* [TEXT SECTION]:
I recently acid washed (muriatic acid and water) my garage and painted it with epoxy. I worked on the oil stains with a brush and some stain cleaner from Lowes and then the acid wash. It came out really clean.
Once I get my car back together and on the road, that's my plan.
 
I recently acid washed (muriatic acid and water) my garage and painted it with epoxy. I worked on the oil stains with a brush and some stain cleaner from Lowes and then the acid wash. It came out really clean.
How does the epoxy stand up to hot tires, road salt etc., any idea? I've thought about this but epoxy paints are pretty pricey.
 
How does the epoxy stand up to hot tires, road salt etc., any idea? I've thought about this but epoxy paints are pretty pricey.
There are several different types of epoxy garage floor paints and there is a forum section devoted to this topic. Bottom line it depends on which brand you get and the two part name brand seems to hold up pretty well to hot tires as well as floor jacks etc. Some tend to go on sale couple times during the year and if memory served me right there is one sold by Costco that's pretty good. They key to the epoxy paints placed on garage floors is how well it's prepared. That seems to be the key.
 
How does the epoxy stand up to hot tires, road salt etc., any idea? I've thought about this but epoxy paints are pretty pricey.


So far so good, but it has not been really hot since I've done it, and I only put a small car in the garage. I used the Rustoleum kits you can find at Lowes, and it went pretty smoothly. Abbout $90 per kit if IIRC, and it takes two to do a two car garage.
 
Does paint that's on the garage floor have to be removed to use the epoxy.
 
How does the epoxy stand up to hot tires, road salt etc., any idea? I've thought about this but epoxy paints are pretty pricey.

I used the Rustoleum brand 2 part kit. Approx $60 for a one car garage at Lowe's. I did it in fall of '08 and it is holding up quite well. I have 1/3 of a tire patch that appears to be a hot tire pickup issue, but that was before it ever got hot and it has been through two summers with no further degradation including last year's snowmageddon. I presume the patchy area I have is an installation issue bbut not sure what I did wrong. Have not figured out hot to touch it up, but really no need. If I were to do it again, I might go for one of the professional coatings that are thicker.

As for cleaners, I like the purple stuff sold at Autozone. It is water based and low odor.
 
When I was in high school and was the projectionist at the local theater we washed the concrete floor with dilute muriatic acid several times per year. It did a great job.

* [WORK TO COMPLETE]:
Copy the passage of the garage floor discussion word for word, beginning at the words "So far so good, but" and stopping after the words "use the epoxy.".

* [RECORDED INFORMATION]:
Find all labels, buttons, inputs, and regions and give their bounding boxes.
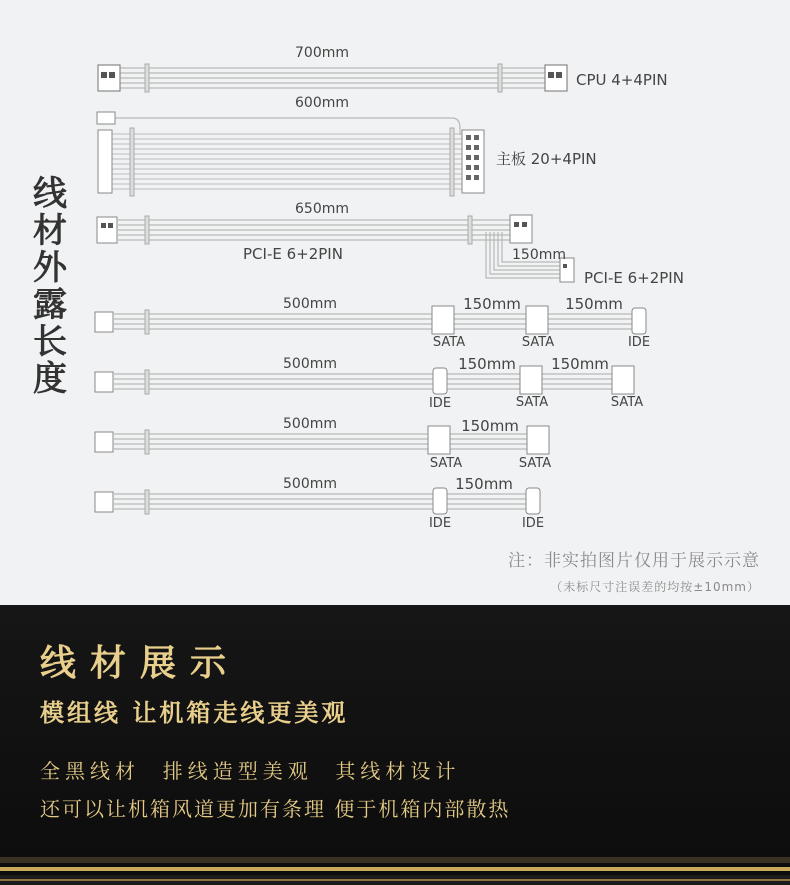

* [TASK RESPONSE]:
So far so good, but it has not been really hot since I've done it, and I only put a small car in the garage. I used the Rustoleum kits you can find at Lowes, and it went pretty smoothly. Abbout $90 per kit if IIRC, and it takes two to do a two car garage.
 
Does paint that's on the garage floor have to be removed to use the epoxy.